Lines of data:
================
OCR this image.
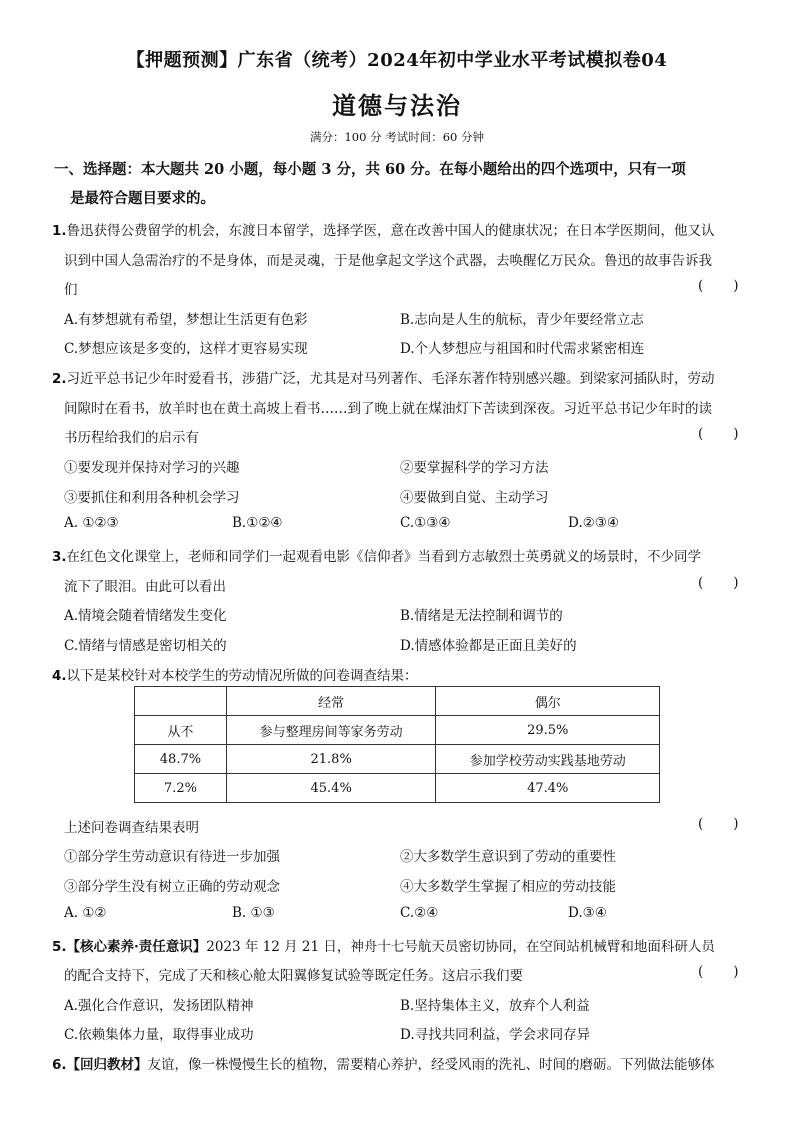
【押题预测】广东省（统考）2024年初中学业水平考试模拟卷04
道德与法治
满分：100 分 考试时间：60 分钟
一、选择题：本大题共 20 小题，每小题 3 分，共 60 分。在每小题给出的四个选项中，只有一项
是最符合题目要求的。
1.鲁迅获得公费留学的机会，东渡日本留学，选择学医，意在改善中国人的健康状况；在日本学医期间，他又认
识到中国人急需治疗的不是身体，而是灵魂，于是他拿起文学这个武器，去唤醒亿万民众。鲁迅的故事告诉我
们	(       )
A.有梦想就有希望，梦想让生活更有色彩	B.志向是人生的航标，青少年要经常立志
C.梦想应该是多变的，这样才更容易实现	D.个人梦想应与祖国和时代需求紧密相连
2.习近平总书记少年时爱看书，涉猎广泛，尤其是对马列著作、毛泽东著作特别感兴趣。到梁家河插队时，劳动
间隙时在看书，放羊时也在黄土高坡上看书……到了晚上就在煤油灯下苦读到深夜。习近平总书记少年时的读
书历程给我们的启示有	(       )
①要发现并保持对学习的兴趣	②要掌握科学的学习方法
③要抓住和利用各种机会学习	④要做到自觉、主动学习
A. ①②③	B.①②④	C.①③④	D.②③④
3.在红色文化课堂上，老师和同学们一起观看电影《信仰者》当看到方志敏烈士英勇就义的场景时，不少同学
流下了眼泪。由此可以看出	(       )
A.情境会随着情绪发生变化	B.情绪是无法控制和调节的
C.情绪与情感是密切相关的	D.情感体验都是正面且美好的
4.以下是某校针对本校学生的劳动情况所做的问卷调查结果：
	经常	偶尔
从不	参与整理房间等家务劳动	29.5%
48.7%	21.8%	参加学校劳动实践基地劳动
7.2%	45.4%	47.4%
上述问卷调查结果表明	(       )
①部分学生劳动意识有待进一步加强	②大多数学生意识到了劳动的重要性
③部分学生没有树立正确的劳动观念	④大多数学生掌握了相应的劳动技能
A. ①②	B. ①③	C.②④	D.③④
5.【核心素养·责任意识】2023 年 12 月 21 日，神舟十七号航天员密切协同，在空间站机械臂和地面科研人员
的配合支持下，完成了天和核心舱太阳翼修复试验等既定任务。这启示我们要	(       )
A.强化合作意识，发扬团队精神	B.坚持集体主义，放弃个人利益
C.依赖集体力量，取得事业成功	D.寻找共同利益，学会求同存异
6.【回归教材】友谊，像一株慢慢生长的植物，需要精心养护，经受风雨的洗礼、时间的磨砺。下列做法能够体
================
**Task:**
Write out all the entries again, word for word, and print no images.

**Written reply:**
OCR this image.
【押题预测】广东省（统考）2024年初中学业水平考试模拟卷04
道德与法治
满分：100 分 考试时间：60 分钟
一、选择题：本大题共 20 小题，每小题 3 分，共 60 分。在每小题给出的四个选项中，只有一项
是最符合题目要求的。
1.鲁迅获得公费留学的机会，东渡日本留学，选择学医，意在改善中国人的健康状况；在日本学医期间，他又认
识到中国人急需治疗的不是身体，而是灵魂，于是他拿起文学这个武器，去唤醒亿万民众。鲁迅的故事告诉我
们	(       )
A.有梦想就有希望，梦想让生活更有色彩	B.志向是人生的航标，青少年要经常立志
C.梦想应该是多变的，这样才更容易实现	D.个人梦想应与祖国和时代需求紧密相连
2.习近平总书记少年时爱看书，涉猎广泛，尤其是对马列著作、毛泽东著作特别感兴趣。到梁家河插队时，劳动
间隙时在看书，放羊时也在黄土高坡上看书……到了晚上就在煤油灯下苦读到深夜。习近平总书记少年时的读
书历程给我们的启示有	(       )
①要发现并保持对学习的兴趣	②要掌握科学的学习方法
③要抓住和利用各种机会学习	④要做到自觉、主动学习
A. ①②③	B.①②④	C.①③④	D.②③④
3.在红色文化课堂上，老师和同学们一起观看电影《信仰者》当看到方志敏烈士英勇就义的场景时，不少同学
流下了眼泪。由此可以看出	(       )
A.情境会随着情绪发生变化	B.情绪是无法控制和调节的
C.情绪与情感是密切相关的	D.情感体验都是正面且美好的
4.以下是某校针对本校学生的劳动情况所做的问卷调查结果：
	经常	偶尔
从不	参与整理房间等家务劳动	29.5%
48.7%	21.8%	参加学校劳动实践基地劳动
7.2%	45.4%	47.4%
上述问卷调查结果表明	(       )
①部分学生劳动意识有待进一步加强	②大多数学生意识到了劳动的重要性
③部分学生没有树立正确的劳动观念	④大多数学生掌握了相应的劳动技能
A. ①②	B. ①③	C.②④	D.③④
5.【核心素养·责任意识】2023 年 12 月 21 日，神舟十七号航天员密切协同，在空间站机械臂和地面科研人员
的配合支持下，完成了天和核心舱太阳翼修复试验等既定任务。这启示我们要	(       )
A.强化合作意识，发扬团队精神	B.坚持集体主义，放弃个人利益
C.依赖集体力量，取得事业成功	D.寻找共同利益，学会求同存异
6.【回归教材】友谊，像一株慢慢生长的植物，需要精心养护，经受风雨的洗礼、时间的磨砺。下列做法能够体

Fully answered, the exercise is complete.